## start Information supplied
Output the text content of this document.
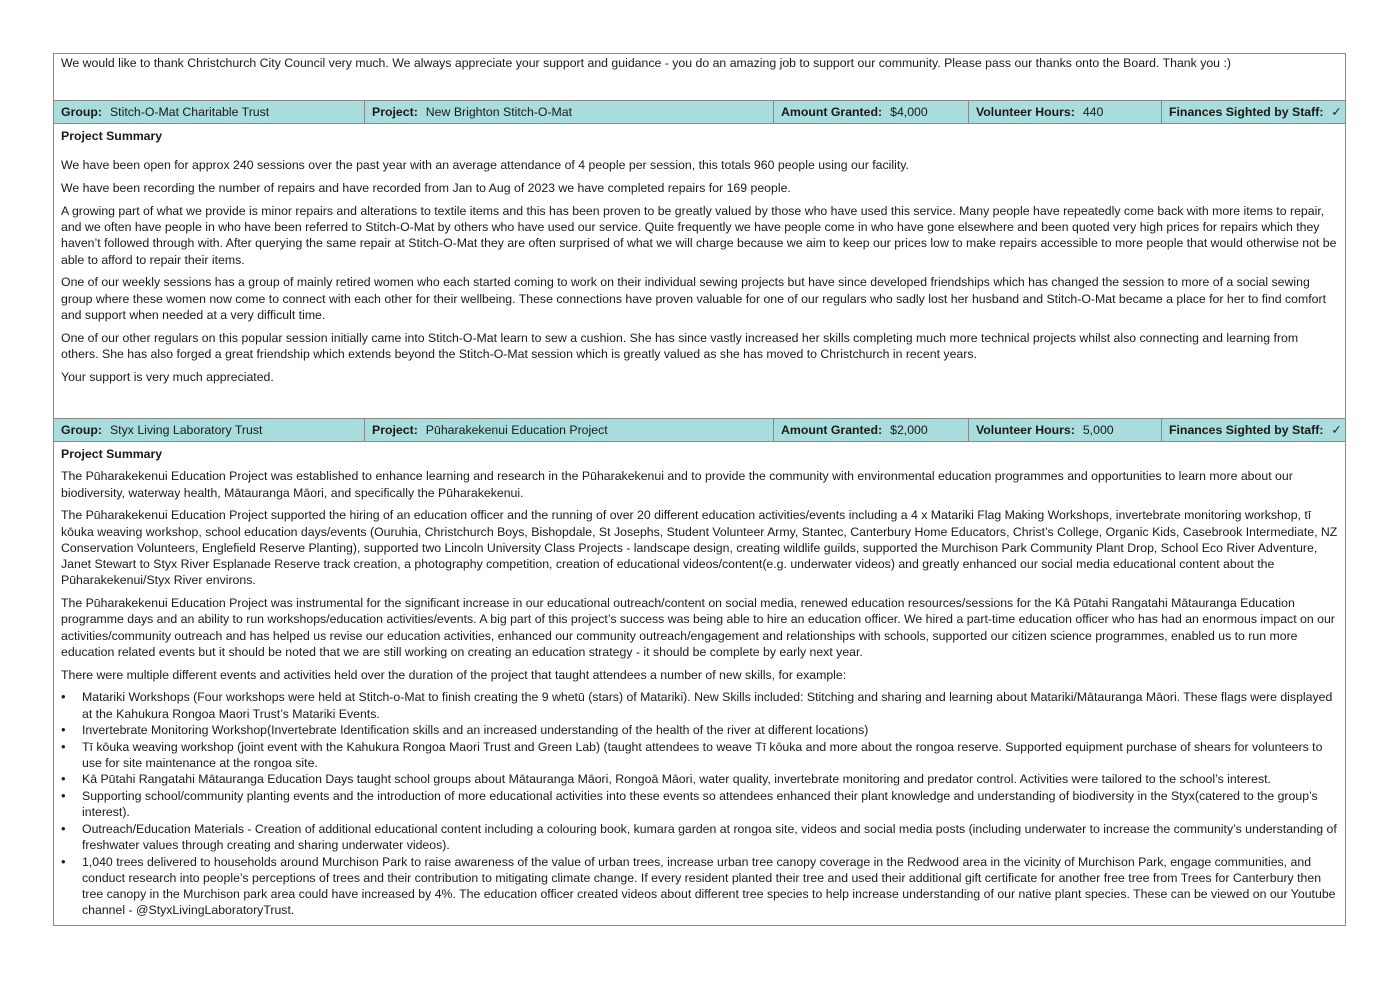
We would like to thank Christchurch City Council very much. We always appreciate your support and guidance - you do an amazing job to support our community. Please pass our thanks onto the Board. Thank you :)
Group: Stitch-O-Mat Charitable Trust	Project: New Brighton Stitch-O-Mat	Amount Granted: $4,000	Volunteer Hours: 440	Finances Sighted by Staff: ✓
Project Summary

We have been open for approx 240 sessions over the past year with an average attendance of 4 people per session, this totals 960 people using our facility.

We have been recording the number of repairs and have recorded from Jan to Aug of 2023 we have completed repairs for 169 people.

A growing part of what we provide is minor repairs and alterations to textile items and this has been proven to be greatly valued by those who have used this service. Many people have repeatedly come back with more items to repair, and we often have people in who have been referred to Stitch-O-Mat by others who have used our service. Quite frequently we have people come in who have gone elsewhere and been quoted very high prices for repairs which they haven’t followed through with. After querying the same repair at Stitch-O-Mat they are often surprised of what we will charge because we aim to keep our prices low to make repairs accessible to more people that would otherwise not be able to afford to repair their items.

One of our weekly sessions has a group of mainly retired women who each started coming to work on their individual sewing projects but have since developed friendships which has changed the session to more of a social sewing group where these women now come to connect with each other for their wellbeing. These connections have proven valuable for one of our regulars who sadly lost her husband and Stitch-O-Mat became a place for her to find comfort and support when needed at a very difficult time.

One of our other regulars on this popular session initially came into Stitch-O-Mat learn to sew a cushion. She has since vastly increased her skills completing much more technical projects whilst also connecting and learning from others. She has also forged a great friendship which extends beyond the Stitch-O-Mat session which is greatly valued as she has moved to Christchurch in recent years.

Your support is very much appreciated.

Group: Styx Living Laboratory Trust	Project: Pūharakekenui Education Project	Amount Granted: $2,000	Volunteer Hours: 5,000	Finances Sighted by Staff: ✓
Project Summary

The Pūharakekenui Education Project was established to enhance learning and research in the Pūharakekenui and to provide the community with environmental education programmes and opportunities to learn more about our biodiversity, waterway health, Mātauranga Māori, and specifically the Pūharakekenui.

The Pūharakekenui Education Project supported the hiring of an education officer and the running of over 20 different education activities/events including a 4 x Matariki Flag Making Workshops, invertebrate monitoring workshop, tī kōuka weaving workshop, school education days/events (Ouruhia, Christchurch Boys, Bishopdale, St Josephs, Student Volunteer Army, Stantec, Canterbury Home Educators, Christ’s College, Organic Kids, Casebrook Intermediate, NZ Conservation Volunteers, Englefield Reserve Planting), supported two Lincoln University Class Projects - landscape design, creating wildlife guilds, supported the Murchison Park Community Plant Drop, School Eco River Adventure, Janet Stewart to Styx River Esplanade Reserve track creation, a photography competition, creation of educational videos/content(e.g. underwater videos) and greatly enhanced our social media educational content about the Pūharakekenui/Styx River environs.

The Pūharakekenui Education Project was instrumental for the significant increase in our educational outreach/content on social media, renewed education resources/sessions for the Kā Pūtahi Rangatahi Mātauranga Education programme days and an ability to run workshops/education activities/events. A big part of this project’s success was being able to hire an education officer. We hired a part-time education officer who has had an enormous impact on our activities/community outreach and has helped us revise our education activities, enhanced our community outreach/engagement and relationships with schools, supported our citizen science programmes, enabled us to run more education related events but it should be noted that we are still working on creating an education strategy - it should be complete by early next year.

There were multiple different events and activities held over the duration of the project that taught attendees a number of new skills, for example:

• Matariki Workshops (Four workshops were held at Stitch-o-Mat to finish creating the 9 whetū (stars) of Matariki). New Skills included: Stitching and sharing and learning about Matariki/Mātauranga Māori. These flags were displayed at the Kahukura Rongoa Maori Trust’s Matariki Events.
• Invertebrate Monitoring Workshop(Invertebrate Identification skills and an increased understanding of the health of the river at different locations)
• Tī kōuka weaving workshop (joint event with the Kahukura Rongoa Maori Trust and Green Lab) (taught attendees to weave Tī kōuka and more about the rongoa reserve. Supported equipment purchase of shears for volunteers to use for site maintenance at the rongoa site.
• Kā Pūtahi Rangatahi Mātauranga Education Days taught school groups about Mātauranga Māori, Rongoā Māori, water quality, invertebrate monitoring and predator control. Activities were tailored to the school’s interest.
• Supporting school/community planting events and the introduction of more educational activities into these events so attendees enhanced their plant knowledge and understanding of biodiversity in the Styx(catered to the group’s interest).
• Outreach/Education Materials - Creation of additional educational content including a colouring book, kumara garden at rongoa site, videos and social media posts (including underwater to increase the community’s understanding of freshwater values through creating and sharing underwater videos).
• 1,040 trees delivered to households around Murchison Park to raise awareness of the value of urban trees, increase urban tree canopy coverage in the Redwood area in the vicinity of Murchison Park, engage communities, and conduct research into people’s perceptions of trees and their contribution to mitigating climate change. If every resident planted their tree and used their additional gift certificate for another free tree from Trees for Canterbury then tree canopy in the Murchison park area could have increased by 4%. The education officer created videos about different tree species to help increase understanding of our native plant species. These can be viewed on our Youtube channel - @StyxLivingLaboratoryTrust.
## end Information supplied
## start Information supplied
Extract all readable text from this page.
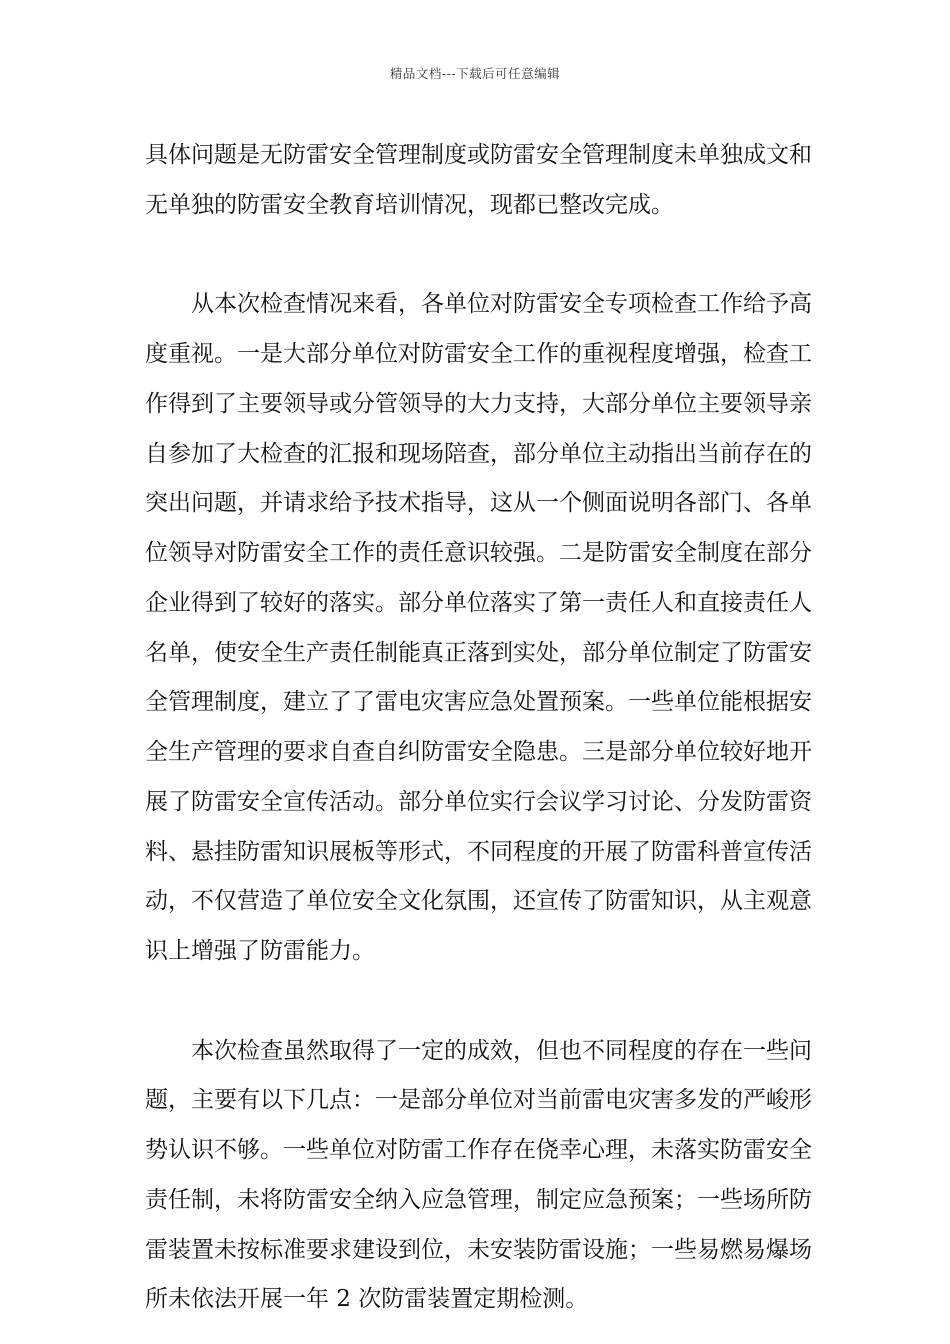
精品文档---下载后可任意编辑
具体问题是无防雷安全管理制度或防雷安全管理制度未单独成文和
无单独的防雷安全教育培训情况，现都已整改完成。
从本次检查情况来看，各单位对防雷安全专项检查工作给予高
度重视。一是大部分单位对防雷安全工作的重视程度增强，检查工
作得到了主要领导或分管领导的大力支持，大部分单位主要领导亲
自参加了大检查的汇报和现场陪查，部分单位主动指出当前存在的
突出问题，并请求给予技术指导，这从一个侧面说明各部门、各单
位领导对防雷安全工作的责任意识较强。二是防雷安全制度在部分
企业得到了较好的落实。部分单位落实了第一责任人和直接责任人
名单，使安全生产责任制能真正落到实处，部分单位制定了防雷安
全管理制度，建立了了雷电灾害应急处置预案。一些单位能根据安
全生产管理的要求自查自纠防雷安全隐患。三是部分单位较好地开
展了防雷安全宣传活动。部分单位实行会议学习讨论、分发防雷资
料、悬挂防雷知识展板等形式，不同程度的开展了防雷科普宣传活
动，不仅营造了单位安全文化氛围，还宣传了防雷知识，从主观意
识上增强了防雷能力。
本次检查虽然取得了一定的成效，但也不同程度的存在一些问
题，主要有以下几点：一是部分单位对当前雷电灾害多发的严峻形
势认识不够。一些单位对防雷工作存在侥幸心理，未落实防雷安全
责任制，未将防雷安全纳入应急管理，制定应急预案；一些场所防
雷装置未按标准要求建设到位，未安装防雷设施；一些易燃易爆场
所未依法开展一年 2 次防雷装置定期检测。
## end Information supplied
- _What you are asked to do_: Search the preceding listing for the word "Amount" and pull out every line that holds it.

- _Expected output_:
Group: Stitch-O-Mat Charitable Trust	Project: New Brighton Stitch-O-Mat	Amount Granted: $4,000	Volunteer Hours: 440	Finances Sighted by Staff: ✓
Group: Styx Living Laboratory Trust	Project: Pūharakekenui Education Project	Amount Granted: $2,000	Volunteer Hours: 5,000	Finances Sighted by Staff: ✓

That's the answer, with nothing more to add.